### What the task asks
Each line below either holds the string "image" or doesn't. Count those that do and give only the number.

--- Listing ---

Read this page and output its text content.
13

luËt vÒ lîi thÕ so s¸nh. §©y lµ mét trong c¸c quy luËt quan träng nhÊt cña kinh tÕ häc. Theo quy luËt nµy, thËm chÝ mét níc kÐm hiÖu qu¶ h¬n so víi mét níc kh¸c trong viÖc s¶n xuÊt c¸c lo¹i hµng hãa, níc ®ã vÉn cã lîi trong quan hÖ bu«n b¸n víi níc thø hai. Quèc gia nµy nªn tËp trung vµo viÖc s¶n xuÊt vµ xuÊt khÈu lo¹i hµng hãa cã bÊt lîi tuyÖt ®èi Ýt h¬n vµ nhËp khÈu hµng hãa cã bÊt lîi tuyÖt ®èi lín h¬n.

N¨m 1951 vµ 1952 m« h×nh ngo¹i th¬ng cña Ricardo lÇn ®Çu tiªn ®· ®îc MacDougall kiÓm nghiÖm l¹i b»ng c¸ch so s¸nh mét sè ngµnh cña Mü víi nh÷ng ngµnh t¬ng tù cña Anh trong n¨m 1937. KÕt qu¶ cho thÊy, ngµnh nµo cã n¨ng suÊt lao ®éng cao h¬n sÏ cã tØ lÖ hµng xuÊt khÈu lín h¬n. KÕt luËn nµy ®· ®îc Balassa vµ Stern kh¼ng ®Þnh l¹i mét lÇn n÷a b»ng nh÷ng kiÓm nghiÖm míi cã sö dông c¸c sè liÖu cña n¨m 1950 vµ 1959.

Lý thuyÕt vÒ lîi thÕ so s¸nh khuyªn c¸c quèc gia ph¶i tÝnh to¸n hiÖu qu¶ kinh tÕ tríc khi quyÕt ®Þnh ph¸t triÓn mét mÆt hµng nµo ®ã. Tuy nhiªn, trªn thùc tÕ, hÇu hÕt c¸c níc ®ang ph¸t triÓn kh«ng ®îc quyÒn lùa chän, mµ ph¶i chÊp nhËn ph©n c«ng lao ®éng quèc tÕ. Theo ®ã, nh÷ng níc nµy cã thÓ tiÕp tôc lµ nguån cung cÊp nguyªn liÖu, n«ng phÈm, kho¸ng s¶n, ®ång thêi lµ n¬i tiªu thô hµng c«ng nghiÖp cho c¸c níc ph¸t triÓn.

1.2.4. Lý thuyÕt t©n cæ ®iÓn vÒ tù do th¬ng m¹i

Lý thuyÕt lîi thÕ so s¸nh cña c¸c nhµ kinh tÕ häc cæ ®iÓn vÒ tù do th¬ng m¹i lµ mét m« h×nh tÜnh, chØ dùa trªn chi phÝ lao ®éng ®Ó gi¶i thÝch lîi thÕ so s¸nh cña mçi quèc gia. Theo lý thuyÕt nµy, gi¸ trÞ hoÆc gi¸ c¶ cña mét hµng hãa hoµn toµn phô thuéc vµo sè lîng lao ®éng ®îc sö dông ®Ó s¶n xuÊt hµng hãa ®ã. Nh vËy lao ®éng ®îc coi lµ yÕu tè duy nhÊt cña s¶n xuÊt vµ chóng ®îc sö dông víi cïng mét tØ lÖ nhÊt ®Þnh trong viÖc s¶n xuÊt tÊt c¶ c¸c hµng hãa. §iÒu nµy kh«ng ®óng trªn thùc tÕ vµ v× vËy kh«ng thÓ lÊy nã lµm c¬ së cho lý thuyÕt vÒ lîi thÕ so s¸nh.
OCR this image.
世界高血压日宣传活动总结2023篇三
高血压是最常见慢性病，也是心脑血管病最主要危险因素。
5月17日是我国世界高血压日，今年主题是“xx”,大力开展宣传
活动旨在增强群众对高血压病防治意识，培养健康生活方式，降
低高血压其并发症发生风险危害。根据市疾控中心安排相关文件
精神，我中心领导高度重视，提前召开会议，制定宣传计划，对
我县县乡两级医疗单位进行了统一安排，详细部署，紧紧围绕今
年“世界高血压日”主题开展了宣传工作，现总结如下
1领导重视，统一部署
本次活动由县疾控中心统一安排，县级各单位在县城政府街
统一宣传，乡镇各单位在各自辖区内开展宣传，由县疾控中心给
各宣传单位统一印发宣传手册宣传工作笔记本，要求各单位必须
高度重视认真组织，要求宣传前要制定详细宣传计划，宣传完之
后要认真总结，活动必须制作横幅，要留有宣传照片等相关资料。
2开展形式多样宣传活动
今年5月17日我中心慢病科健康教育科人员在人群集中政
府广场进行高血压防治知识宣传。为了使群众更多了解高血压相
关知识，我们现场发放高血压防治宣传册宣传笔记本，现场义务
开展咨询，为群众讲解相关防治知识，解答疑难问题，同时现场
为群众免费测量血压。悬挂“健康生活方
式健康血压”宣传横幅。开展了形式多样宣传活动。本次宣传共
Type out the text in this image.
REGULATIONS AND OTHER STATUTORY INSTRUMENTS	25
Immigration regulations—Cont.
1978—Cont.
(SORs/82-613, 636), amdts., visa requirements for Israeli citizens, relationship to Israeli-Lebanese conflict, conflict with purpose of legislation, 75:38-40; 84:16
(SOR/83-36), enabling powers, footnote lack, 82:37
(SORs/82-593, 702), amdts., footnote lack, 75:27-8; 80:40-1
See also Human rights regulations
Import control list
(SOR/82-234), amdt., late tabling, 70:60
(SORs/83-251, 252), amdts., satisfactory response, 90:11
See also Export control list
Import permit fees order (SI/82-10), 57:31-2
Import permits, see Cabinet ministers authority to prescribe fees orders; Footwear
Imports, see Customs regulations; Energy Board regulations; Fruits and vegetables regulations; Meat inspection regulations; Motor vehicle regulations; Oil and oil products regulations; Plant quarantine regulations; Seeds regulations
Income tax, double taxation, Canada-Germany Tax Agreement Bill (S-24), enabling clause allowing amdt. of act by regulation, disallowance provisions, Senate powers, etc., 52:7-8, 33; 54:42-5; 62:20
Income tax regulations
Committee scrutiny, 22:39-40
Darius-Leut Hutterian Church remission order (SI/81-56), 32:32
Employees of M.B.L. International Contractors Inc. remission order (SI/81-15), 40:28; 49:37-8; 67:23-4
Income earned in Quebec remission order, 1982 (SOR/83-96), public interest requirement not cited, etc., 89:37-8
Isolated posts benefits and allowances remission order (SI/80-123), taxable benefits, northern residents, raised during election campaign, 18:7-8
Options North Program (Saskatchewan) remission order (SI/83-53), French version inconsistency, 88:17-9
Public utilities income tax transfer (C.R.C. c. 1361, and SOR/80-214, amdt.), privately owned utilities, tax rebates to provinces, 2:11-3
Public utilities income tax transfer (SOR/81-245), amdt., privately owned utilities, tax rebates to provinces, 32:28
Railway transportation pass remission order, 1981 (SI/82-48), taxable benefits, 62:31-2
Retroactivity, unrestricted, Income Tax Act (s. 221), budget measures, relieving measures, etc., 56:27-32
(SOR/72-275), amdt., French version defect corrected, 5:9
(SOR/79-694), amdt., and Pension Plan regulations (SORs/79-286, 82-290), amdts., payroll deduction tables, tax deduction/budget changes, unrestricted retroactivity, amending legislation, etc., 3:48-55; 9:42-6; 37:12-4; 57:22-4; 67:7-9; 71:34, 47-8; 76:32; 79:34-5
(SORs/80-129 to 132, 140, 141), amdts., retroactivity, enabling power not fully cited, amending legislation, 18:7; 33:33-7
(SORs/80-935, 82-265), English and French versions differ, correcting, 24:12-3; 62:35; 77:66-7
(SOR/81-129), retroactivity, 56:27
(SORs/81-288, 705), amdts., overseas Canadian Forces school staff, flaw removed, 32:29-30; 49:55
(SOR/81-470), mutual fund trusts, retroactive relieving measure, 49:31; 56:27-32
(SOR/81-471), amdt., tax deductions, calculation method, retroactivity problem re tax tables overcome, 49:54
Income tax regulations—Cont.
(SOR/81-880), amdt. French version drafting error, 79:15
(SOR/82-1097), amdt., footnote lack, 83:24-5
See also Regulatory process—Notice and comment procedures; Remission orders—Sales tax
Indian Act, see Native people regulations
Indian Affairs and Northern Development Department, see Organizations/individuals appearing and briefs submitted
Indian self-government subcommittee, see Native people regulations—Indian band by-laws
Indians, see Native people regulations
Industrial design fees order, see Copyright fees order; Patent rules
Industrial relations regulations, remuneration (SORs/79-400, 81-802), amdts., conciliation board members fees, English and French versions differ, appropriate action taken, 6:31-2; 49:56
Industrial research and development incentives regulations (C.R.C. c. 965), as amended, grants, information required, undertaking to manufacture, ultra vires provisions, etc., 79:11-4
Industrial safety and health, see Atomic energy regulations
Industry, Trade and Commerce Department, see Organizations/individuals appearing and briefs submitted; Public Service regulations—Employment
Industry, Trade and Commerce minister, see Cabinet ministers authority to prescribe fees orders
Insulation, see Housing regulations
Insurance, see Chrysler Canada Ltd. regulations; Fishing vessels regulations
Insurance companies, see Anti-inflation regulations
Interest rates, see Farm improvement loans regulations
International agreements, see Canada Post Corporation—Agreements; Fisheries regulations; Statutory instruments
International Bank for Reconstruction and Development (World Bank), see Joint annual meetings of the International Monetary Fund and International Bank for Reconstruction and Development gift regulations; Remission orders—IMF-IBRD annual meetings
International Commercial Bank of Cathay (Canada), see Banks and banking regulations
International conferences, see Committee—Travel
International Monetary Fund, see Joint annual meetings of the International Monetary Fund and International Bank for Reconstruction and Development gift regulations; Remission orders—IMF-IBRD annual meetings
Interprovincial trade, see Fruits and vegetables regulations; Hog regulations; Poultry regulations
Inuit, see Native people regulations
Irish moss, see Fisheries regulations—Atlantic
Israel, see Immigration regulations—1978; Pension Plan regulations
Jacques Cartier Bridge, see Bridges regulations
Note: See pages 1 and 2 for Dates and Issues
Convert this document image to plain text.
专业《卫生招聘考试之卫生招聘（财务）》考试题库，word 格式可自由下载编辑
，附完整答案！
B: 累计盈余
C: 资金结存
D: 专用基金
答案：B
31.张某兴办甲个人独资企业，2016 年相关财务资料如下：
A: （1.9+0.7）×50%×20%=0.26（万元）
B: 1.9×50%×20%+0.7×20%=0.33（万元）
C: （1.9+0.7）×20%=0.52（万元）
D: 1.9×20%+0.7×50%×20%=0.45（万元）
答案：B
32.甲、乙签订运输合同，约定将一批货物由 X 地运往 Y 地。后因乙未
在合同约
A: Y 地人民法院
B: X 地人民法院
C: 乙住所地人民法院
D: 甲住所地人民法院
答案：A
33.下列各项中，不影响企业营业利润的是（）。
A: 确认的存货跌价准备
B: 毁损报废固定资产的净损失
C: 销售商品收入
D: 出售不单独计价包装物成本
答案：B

---

### Result of this exercise
3